→ **Data supplied**:

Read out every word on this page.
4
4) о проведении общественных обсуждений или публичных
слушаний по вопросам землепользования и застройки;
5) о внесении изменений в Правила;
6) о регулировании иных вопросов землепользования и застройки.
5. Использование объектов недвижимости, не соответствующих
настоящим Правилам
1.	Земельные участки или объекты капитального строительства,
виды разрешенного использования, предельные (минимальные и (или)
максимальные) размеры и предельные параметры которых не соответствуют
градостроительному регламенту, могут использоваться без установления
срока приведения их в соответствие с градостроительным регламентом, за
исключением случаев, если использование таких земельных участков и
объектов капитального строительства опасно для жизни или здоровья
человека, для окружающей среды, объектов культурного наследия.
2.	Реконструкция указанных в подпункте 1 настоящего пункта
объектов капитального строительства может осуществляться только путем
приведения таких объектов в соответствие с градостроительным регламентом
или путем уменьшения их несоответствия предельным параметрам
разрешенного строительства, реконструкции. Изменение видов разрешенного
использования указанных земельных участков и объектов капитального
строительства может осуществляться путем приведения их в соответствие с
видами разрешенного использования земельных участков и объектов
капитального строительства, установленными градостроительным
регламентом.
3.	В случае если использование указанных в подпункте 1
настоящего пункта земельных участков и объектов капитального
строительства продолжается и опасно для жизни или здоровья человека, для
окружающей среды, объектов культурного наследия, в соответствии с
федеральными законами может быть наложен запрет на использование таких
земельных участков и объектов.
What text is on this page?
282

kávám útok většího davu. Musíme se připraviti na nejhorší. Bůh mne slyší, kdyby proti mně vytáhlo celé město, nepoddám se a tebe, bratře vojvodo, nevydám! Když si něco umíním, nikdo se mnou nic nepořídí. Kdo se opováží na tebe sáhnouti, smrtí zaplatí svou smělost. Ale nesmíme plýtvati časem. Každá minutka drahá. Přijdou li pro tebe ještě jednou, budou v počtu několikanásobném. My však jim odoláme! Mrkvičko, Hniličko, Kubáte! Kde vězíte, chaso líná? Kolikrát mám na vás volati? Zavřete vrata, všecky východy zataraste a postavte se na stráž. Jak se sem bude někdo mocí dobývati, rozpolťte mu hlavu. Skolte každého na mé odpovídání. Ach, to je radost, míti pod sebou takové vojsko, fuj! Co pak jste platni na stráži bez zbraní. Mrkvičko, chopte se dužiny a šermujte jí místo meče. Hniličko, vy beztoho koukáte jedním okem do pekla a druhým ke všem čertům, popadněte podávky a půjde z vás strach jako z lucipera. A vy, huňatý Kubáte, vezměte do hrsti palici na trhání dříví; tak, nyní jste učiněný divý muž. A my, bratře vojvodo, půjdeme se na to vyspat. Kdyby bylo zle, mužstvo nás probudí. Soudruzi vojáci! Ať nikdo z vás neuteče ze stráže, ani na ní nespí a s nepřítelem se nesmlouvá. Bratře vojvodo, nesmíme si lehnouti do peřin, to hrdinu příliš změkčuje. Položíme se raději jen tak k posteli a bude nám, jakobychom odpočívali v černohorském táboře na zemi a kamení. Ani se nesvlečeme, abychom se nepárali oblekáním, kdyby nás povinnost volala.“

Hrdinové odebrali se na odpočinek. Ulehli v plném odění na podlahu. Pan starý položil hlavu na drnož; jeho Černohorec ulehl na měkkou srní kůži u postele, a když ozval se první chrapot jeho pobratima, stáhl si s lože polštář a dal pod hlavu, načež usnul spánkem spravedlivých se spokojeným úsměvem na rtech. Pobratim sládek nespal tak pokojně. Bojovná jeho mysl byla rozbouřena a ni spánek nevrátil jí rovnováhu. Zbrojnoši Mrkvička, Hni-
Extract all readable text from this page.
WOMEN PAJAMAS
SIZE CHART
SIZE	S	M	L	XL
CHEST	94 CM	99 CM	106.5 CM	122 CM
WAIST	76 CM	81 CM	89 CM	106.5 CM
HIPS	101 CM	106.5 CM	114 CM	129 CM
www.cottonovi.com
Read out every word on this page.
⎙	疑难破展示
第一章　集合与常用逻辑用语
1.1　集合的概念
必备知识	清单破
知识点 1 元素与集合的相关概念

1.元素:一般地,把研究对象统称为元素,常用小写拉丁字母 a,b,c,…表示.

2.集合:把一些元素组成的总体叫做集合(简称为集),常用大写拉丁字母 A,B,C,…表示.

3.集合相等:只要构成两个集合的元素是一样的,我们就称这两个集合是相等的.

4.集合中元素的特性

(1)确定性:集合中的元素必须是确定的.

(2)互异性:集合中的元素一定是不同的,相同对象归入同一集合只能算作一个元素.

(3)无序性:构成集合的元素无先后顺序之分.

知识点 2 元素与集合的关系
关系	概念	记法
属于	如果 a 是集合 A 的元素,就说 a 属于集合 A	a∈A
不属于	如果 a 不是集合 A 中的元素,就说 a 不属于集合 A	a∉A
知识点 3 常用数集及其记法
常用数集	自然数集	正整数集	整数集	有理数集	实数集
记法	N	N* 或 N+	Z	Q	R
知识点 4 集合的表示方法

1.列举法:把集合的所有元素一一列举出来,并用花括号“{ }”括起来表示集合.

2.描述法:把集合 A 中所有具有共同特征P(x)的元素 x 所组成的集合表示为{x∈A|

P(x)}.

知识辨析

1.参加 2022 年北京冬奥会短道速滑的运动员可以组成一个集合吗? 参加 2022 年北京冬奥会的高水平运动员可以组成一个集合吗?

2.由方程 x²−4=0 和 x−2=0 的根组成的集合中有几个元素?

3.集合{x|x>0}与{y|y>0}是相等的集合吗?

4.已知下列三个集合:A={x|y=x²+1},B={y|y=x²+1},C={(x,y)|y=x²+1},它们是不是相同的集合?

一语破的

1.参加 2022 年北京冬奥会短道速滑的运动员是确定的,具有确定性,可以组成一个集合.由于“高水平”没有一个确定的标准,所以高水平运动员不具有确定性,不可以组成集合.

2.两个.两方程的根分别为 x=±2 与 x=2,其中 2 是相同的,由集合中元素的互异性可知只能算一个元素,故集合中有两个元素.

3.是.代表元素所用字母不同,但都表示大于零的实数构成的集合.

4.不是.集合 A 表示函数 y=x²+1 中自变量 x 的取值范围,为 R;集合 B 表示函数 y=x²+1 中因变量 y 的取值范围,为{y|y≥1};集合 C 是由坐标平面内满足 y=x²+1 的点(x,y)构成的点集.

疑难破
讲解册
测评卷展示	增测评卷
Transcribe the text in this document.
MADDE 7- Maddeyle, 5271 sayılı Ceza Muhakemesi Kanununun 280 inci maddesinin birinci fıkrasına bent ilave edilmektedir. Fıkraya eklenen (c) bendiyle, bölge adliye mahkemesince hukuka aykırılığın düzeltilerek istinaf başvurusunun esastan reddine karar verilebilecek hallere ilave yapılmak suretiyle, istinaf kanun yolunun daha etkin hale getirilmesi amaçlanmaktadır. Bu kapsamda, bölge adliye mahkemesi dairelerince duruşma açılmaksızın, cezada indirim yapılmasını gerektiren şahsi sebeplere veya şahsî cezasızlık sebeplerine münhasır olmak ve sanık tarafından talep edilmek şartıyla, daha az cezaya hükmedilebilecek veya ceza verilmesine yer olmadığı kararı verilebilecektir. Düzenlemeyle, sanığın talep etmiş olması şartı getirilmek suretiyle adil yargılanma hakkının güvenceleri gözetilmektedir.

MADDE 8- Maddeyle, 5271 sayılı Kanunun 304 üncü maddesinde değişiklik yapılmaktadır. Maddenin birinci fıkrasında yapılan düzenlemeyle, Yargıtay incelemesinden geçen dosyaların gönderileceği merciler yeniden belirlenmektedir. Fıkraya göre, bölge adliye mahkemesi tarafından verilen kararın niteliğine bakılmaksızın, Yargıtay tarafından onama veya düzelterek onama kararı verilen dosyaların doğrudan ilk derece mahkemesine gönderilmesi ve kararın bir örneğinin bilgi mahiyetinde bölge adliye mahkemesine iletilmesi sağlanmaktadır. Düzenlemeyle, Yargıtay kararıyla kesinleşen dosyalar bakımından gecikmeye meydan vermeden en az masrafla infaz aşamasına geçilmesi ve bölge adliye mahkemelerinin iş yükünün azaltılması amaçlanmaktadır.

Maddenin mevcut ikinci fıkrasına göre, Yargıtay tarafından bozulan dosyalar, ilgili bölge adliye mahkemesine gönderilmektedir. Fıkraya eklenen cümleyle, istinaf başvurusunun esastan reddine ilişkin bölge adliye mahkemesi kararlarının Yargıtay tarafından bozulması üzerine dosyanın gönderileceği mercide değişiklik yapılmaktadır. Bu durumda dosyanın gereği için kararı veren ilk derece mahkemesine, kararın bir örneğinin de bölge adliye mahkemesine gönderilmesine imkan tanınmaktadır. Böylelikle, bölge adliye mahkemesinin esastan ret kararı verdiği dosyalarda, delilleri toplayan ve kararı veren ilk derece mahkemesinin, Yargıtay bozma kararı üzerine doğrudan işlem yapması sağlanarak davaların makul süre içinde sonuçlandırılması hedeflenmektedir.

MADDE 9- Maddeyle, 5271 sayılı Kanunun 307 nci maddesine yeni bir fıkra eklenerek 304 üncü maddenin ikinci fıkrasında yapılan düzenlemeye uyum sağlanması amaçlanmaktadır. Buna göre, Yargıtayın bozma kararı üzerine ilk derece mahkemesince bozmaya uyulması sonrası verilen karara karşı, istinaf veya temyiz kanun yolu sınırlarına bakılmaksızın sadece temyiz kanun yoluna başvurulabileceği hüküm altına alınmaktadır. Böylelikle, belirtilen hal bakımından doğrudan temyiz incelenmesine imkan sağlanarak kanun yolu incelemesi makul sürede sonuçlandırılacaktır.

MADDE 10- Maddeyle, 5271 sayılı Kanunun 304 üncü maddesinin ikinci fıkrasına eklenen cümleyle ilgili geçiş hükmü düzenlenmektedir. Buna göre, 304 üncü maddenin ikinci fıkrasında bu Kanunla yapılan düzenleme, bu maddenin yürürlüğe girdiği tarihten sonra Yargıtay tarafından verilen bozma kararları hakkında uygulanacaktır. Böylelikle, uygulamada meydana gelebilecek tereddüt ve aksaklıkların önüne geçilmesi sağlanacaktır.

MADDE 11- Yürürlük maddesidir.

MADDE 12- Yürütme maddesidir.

→ **Problem**:
Copy every line in the records above that contains the word "text".

→ **Answer to the problem**:
What text is on this page?
Extract all readable text from this page.
Transcribe the text in this document.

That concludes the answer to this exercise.